* Exercise instructions *
From the records below, copy every line that contains the word "غباش".

* Collected data entries *
[start]

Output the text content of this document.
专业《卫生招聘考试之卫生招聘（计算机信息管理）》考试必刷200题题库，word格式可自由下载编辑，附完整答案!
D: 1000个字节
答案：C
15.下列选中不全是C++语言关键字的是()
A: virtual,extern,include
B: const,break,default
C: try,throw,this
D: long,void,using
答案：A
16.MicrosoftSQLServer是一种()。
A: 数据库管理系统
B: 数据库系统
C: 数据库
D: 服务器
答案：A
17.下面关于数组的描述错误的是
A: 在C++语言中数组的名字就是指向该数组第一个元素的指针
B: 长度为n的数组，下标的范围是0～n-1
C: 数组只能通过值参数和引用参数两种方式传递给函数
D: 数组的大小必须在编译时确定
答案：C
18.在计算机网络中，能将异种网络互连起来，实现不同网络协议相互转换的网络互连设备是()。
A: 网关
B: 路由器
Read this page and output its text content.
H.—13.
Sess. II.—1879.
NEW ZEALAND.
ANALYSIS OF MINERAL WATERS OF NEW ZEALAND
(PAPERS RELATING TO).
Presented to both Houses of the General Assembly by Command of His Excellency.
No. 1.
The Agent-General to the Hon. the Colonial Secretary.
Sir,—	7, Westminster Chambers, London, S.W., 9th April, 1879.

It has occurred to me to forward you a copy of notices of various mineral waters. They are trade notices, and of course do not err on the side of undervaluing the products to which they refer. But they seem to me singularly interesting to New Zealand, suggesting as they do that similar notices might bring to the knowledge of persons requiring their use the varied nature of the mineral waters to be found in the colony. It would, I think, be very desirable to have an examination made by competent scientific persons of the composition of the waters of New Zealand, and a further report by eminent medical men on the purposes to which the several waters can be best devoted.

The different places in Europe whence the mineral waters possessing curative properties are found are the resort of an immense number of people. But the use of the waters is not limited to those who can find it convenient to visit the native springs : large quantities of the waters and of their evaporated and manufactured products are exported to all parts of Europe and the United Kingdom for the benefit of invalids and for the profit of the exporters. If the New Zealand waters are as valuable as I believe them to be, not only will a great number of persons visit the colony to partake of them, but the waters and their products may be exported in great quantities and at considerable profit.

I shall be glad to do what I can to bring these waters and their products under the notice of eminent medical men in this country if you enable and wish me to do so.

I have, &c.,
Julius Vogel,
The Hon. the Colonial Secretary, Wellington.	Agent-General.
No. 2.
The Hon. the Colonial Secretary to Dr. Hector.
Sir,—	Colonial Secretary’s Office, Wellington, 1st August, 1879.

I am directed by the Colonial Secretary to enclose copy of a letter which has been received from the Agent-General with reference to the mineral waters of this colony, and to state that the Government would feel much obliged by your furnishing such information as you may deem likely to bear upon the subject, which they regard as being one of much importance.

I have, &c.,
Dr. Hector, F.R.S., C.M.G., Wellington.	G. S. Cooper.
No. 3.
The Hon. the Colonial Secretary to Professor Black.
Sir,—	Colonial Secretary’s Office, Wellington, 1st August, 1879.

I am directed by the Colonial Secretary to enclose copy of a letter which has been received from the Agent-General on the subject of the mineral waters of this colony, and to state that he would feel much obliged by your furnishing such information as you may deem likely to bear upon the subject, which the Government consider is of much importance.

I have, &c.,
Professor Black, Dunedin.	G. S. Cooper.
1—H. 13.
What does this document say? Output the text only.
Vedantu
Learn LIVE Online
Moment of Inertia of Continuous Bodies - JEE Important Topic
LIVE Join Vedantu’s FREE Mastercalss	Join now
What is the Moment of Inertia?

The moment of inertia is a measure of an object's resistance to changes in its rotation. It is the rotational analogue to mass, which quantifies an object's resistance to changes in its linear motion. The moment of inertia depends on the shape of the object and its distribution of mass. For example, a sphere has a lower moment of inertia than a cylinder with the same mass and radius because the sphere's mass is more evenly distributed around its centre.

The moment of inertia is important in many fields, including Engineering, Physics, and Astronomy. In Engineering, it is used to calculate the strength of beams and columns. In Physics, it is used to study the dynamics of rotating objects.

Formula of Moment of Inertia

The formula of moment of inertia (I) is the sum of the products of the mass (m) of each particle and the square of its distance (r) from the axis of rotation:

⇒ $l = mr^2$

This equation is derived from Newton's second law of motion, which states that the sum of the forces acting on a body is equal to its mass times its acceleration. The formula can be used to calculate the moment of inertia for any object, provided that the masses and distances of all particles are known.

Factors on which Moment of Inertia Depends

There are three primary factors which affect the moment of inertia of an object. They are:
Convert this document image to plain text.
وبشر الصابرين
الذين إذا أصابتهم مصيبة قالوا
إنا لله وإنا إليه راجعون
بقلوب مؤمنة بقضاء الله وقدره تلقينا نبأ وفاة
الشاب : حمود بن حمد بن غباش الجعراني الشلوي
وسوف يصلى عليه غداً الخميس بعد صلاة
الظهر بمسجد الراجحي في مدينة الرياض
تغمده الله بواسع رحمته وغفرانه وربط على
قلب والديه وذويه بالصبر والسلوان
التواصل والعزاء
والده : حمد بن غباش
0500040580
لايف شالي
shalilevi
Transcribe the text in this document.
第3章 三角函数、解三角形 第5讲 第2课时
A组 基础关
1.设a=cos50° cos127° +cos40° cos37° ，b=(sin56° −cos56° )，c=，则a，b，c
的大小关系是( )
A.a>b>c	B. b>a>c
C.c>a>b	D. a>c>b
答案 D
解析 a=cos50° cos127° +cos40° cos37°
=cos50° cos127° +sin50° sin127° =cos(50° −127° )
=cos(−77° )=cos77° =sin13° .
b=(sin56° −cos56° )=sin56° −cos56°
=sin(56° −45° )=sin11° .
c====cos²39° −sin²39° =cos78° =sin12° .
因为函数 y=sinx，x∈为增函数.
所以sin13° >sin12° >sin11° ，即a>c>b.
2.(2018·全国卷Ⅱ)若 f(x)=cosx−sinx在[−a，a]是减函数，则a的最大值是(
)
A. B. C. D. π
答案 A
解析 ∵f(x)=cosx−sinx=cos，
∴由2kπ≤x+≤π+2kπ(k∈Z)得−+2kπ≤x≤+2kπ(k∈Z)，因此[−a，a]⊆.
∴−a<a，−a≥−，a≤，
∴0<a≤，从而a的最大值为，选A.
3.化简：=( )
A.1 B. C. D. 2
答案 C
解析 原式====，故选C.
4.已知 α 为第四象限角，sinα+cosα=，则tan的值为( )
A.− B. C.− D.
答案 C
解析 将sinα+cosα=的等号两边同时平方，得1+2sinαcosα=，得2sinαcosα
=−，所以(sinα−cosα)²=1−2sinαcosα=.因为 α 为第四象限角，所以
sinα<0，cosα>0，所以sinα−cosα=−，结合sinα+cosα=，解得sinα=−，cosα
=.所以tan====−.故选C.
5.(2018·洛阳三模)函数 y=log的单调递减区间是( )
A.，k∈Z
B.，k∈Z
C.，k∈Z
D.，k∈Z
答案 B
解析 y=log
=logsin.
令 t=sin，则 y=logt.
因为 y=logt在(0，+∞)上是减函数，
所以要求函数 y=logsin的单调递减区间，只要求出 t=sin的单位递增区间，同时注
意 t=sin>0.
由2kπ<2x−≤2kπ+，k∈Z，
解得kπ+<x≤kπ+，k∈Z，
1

[end]

* Answer *
الشاب : حمود بن حمد بن غباش الجعراني الشلوي
والده : حمد بن غباش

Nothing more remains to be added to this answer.